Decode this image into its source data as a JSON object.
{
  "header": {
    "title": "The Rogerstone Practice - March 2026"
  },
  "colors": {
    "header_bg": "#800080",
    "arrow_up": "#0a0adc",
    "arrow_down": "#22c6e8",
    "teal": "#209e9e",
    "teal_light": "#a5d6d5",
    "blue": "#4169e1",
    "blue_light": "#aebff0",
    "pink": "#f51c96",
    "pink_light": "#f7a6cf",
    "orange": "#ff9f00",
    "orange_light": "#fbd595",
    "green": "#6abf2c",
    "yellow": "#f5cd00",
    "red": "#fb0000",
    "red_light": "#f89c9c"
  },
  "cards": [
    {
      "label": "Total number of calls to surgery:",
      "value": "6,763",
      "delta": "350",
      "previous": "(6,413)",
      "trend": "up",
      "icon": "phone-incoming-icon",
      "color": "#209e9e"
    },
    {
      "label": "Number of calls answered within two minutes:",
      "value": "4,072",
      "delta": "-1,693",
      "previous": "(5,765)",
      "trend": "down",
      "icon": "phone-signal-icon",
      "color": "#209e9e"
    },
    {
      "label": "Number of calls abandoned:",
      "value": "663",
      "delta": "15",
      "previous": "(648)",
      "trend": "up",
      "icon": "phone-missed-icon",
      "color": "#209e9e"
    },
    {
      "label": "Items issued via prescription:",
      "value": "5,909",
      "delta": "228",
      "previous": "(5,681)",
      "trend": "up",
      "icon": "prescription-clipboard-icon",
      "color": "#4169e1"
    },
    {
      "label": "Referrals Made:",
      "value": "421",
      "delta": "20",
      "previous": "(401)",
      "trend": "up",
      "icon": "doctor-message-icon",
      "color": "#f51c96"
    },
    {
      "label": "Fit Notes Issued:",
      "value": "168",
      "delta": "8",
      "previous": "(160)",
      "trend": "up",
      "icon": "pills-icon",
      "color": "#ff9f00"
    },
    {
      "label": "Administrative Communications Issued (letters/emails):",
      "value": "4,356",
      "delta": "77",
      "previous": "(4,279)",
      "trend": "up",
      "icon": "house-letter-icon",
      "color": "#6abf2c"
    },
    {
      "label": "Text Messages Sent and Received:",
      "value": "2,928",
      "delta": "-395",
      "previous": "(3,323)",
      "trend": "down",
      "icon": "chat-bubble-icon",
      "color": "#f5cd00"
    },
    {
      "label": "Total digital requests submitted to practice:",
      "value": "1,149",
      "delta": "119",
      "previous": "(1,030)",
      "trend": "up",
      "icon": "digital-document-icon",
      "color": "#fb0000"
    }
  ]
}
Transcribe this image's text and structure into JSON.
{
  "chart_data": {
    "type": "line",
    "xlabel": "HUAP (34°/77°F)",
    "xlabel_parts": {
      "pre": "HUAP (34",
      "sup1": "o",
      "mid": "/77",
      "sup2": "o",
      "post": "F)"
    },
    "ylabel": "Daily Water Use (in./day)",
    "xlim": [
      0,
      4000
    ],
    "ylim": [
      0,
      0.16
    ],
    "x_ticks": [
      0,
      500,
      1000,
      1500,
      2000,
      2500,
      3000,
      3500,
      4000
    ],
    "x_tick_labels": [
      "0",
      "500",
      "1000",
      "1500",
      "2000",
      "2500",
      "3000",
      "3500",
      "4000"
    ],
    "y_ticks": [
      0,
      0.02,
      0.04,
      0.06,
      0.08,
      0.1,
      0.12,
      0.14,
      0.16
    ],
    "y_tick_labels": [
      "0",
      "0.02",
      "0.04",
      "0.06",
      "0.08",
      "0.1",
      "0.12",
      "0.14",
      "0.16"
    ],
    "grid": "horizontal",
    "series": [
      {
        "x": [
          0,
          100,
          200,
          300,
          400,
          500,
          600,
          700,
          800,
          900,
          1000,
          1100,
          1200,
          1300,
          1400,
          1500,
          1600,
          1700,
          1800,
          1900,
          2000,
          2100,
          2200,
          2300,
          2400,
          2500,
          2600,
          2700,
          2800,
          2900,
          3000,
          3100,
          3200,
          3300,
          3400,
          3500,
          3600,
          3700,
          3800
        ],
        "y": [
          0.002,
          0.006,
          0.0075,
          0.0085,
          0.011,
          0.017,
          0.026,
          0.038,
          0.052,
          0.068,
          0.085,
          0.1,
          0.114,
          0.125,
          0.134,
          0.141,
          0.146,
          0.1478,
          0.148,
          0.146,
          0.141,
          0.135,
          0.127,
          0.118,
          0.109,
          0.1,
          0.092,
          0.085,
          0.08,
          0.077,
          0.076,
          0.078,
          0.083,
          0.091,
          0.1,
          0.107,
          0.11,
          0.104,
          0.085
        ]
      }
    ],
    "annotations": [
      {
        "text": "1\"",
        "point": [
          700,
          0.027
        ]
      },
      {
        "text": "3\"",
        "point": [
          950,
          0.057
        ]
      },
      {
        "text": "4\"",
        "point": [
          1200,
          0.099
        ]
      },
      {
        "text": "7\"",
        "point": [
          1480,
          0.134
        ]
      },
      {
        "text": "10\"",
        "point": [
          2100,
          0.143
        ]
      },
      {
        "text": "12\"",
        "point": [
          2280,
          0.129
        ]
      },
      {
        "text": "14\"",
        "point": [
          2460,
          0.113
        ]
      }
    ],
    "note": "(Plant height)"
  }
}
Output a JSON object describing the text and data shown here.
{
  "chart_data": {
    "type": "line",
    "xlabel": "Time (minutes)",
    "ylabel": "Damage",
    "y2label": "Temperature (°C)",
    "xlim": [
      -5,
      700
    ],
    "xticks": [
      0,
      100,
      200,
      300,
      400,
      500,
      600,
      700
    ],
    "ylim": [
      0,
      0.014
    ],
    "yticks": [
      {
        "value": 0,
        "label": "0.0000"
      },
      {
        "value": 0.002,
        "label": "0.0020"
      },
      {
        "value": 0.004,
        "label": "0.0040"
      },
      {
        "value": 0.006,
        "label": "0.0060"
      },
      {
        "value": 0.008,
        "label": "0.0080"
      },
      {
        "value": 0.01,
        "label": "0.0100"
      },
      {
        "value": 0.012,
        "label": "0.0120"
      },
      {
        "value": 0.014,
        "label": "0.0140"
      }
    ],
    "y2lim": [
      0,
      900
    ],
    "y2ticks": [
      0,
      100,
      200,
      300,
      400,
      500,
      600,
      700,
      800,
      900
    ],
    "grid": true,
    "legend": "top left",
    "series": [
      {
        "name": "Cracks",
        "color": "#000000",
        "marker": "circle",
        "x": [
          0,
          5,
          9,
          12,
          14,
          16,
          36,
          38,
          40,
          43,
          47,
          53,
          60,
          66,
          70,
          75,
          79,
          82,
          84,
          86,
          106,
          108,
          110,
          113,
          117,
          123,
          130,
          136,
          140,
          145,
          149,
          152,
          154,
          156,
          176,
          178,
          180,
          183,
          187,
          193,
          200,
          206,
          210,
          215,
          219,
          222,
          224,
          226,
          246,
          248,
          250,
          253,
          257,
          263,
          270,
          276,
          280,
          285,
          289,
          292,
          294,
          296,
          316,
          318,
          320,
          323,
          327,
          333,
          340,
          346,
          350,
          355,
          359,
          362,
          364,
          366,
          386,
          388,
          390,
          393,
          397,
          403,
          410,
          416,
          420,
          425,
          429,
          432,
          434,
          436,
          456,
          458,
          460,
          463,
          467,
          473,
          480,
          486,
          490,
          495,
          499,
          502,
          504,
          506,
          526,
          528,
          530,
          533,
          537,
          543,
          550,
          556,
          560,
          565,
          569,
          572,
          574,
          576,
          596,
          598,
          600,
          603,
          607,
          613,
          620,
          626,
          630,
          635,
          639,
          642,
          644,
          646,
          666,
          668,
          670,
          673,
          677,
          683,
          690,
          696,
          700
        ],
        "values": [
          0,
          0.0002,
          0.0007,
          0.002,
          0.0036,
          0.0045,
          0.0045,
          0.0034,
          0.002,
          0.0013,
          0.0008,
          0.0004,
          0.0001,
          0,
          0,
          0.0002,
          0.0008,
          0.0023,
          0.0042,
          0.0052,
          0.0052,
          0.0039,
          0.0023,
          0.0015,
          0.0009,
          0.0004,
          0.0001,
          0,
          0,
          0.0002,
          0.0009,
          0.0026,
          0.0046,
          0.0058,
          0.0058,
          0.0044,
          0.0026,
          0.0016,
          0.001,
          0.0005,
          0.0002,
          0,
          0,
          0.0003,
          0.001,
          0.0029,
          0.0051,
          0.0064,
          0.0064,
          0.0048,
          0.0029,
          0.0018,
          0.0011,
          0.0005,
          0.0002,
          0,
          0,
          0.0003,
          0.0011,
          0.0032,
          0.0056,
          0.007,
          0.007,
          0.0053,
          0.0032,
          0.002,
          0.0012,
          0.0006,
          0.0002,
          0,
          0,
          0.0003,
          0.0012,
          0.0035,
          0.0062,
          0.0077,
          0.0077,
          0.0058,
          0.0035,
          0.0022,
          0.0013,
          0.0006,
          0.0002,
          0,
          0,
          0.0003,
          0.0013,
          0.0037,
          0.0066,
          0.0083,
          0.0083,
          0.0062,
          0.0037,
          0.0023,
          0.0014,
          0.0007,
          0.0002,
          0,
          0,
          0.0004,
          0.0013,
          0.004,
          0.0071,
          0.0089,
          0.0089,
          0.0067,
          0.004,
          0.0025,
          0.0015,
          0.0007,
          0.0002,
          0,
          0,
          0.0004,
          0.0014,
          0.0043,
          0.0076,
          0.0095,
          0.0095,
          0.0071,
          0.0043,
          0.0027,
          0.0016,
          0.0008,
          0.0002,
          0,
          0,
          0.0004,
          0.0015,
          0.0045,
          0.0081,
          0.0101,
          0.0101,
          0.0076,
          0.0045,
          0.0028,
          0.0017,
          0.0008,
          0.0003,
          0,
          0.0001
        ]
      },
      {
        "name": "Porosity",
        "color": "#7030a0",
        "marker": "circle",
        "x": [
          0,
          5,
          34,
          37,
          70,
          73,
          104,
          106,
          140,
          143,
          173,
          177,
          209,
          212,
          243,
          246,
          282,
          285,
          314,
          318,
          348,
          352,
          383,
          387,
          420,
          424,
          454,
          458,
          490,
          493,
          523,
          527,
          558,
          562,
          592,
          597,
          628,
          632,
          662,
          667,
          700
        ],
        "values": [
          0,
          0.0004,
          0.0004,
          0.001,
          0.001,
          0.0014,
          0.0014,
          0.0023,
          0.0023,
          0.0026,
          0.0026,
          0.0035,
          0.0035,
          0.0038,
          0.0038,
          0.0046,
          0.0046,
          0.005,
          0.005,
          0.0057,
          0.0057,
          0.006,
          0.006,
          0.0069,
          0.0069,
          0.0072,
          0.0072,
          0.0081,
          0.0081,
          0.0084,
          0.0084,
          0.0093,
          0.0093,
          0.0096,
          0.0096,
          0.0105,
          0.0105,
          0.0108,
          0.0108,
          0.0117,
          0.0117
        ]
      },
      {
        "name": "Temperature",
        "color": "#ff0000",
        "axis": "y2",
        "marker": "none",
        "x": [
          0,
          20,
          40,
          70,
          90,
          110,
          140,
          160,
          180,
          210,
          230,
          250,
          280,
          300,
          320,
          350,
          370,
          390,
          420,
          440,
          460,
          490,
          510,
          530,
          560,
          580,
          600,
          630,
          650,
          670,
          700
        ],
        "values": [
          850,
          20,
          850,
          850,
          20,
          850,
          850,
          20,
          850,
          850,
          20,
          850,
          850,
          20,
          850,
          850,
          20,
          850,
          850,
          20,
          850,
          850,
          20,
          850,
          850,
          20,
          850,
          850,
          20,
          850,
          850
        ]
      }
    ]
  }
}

━━━━━━━━━━

» Directions for this task
Count the lines that include the word "Total" and state the result as a bare number.

» Result for this task
2